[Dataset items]

=====

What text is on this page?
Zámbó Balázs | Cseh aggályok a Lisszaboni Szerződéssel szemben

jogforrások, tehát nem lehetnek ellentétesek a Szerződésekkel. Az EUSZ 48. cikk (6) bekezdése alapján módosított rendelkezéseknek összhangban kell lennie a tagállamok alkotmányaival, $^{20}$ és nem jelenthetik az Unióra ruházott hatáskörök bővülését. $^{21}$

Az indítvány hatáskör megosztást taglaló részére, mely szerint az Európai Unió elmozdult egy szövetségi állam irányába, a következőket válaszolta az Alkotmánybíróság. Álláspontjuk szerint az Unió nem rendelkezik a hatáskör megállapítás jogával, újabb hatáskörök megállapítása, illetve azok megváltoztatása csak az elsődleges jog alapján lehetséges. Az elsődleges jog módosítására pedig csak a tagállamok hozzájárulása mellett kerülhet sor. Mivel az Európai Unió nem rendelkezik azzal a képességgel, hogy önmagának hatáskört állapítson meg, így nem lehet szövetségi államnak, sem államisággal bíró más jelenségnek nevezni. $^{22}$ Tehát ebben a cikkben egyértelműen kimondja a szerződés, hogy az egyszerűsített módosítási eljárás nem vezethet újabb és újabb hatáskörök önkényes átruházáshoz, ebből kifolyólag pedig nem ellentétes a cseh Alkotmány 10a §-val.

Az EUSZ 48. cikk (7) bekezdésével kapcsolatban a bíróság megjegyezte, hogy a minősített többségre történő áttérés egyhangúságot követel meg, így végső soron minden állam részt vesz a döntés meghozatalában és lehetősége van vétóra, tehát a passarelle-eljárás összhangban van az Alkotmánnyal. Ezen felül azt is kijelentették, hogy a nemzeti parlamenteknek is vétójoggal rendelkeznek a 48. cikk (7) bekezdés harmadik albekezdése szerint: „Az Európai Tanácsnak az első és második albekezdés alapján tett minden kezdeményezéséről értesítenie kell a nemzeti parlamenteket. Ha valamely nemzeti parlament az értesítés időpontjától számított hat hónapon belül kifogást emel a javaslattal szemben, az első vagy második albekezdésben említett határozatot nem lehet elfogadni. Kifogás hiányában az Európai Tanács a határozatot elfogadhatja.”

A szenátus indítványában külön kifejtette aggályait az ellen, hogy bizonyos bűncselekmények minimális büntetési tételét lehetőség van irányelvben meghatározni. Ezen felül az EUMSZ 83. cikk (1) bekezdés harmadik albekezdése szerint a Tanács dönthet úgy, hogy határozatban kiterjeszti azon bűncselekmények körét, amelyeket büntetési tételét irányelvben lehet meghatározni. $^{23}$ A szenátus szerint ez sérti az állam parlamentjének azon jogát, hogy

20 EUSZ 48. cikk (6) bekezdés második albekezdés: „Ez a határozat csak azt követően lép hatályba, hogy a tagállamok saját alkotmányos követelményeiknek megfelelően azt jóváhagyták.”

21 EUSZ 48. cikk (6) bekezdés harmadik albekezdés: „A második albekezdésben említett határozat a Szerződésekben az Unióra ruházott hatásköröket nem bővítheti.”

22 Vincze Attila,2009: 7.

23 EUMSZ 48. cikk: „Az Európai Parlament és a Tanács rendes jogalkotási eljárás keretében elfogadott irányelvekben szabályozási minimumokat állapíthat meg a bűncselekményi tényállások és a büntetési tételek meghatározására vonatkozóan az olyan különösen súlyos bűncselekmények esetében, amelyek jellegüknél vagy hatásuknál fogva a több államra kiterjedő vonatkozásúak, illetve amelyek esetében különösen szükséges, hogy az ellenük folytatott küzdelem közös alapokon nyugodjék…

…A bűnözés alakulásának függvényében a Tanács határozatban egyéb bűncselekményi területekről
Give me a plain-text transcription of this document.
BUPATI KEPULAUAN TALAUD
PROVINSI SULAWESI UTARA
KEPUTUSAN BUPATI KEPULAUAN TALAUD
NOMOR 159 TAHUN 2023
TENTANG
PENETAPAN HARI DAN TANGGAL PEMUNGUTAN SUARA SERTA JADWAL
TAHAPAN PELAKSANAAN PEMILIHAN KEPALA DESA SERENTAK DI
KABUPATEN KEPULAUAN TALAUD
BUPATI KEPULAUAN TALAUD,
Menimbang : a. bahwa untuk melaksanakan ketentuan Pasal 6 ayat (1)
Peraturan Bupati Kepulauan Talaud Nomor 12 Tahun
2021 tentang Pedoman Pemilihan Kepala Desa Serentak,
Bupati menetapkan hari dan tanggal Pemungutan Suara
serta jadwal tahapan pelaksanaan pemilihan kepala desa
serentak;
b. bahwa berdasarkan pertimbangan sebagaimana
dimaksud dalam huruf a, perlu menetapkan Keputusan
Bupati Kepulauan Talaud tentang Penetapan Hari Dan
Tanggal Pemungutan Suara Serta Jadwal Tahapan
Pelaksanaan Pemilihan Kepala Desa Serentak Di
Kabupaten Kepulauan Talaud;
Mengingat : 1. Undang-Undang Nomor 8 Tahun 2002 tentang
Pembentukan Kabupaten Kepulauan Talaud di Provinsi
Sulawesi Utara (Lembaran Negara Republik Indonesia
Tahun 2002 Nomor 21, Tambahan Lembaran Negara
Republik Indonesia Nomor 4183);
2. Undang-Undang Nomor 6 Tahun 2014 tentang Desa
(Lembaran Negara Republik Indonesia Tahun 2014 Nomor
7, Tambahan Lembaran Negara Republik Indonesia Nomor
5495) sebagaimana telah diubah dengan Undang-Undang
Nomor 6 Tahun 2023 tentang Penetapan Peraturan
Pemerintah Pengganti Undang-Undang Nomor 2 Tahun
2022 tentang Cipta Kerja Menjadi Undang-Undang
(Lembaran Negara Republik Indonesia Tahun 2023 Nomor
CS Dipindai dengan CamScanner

=====

Only the number is wanted: how many lines above include the word "bűncselekményi"?

_TASK OUTPUT_:
2